### Source records ###

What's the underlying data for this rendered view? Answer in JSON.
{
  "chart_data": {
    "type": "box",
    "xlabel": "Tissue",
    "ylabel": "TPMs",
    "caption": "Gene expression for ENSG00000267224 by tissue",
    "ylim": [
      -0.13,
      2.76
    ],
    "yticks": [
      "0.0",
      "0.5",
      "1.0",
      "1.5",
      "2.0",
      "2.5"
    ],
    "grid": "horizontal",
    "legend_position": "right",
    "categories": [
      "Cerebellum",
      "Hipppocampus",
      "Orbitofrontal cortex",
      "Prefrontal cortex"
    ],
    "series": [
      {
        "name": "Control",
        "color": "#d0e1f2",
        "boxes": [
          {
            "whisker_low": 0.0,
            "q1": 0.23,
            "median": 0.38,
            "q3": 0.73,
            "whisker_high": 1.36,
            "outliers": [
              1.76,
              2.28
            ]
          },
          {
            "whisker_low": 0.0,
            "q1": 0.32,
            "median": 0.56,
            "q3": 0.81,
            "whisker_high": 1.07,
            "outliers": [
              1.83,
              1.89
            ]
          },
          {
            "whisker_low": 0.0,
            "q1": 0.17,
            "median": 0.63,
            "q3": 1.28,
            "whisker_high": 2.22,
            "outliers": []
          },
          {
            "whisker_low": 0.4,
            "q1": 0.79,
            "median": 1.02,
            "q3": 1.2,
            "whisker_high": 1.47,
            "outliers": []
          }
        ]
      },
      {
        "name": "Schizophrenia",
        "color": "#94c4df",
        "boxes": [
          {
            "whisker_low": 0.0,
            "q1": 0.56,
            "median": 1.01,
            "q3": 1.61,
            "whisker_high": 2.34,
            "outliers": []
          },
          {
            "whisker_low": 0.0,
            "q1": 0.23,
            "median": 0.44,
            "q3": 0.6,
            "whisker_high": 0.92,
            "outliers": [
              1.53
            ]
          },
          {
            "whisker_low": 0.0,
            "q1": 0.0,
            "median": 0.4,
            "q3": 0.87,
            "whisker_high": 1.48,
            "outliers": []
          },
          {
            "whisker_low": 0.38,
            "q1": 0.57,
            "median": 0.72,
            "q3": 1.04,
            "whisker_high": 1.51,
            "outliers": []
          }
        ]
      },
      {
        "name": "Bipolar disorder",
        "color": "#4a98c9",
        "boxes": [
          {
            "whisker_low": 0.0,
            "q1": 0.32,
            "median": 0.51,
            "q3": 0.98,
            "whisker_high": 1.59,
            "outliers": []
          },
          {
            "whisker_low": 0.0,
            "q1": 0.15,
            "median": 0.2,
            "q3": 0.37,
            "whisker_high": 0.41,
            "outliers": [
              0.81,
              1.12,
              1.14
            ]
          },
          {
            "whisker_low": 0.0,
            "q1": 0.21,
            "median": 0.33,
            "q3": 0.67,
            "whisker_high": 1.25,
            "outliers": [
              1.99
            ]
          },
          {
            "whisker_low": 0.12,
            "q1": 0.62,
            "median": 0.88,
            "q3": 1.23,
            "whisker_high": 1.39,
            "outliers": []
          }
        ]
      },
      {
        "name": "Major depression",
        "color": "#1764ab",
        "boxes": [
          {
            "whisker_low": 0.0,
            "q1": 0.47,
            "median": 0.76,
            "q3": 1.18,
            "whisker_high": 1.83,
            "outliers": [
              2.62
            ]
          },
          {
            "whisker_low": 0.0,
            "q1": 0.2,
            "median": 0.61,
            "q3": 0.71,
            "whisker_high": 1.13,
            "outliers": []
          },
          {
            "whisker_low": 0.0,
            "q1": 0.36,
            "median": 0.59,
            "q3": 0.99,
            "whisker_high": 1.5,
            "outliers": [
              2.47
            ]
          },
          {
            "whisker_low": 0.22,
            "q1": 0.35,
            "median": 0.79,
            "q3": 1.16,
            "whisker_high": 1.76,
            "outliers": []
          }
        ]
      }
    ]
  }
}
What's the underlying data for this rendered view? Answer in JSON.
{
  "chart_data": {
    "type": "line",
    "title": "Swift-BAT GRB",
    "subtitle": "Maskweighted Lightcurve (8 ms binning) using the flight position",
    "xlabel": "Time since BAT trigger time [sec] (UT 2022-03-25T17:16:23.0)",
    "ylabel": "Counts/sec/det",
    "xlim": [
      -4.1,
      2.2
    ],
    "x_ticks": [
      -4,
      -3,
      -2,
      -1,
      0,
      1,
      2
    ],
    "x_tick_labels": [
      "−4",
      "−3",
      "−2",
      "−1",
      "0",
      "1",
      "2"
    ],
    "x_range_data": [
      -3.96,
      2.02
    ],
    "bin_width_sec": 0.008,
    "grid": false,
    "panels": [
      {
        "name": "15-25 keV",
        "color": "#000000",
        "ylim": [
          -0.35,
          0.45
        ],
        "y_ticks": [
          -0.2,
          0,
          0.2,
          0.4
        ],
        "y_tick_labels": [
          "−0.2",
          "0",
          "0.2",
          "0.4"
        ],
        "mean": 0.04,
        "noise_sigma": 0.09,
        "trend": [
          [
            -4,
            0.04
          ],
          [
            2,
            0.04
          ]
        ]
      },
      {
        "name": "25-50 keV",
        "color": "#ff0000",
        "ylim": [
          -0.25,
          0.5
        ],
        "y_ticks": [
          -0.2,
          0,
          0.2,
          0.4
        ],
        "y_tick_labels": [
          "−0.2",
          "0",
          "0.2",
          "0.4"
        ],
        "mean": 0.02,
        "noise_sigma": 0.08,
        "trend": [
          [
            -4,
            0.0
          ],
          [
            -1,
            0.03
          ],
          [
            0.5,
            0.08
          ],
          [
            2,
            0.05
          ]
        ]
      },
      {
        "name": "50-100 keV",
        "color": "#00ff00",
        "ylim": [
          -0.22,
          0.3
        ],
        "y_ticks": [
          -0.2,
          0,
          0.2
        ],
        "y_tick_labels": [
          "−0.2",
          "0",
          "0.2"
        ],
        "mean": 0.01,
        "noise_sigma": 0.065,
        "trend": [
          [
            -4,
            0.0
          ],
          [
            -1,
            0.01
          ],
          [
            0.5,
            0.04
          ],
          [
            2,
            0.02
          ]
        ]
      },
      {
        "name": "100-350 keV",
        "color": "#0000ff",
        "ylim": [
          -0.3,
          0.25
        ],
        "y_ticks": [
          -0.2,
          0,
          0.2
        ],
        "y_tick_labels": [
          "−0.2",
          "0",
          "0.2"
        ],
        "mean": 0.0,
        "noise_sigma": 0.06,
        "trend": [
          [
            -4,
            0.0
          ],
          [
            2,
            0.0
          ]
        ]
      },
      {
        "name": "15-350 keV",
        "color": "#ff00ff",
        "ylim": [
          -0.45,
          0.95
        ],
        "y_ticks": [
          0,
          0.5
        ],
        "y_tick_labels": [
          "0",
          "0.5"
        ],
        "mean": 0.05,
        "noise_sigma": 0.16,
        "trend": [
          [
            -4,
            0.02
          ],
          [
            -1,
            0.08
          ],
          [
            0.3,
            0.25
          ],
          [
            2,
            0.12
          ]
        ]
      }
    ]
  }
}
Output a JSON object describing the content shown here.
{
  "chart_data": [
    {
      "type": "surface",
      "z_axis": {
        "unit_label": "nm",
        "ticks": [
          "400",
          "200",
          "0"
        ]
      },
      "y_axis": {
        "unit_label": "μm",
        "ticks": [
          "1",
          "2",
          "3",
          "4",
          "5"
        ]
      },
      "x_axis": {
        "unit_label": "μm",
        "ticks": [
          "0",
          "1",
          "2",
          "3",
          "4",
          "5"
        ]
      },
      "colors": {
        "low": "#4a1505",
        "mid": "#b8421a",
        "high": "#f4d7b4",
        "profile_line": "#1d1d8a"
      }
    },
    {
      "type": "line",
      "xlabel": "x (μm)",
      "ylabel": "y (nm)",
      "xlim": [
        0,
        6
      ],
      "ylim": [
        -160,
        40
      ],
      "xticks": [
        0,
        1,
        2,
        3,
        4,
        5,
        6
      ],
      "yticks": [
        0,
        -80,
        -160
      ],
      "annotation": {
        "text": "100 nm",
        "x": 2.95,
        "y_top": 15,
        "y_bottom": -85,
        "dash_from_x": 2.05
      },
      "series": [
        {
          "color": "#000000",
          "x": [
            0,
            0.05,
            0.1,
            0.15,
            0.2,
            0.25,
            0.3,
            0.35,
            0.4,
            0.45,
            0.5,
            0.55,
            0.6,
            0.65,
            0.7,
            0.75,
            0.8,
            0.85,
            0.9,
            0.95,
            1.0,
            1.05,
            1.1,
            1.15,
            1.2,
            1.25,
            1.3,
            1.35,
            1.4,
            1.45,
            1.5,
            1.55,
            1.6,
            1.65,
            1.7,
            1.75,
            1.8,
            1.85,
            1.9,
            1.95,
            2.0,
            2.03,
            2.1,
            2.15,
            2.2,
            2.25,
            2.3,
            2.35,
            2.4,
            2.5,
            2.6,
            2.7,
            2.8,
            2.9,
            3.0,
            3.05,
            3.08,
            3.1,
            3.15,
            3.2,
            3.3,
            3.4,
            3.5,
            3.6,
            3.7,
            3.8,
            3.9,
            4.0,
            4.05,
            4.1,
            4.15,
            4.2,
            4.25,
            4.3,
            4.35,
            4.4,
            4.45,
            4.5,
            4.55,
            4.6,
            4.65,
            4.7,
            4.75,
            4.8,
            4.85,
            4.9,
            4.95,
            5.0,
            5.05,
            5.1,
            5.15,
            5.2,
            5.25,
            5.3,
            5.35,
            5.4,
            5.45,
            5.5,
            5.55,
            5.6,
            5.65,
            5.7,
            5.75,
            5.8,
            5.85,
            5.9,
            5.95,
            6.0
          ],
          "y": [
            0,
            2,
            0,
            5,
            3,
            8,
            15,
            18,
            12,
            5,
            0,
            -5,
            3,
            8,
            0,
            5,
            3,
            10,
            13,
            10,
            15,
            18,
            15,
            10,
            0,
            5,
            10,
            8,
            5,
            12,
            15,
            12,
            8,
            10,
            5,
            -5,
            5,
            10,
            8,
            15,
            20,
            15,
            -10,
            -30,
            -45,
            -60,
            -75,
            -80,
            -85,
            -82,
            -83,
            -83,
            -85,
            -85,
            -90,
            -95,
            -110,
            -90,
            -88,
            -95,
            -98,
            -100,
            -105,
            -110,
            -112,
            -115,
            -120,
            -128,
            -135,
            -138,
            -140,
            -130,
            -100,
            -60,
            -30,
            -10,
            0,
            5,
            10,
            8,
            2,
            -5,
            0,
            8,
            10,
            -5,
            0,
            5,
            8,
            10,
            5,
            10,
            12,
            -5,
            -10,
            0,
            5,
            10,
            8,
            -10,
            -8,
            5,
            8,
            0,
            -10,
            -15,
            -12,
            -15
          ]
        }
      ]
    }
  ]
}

###

Task statement →
From the records above, copy every line that holds the word "name".

Problem solution →
        "name": "Control",
        "name": "Schizophrenia",
        "name": "Bipolar disorder",
        "name": "Major depression",
        "name": "15-25 keV",
        "name": "25-50 keV",
        "name": "50-100 keV",
        "name": "100-350 keV",
        "name": "15-350 keV",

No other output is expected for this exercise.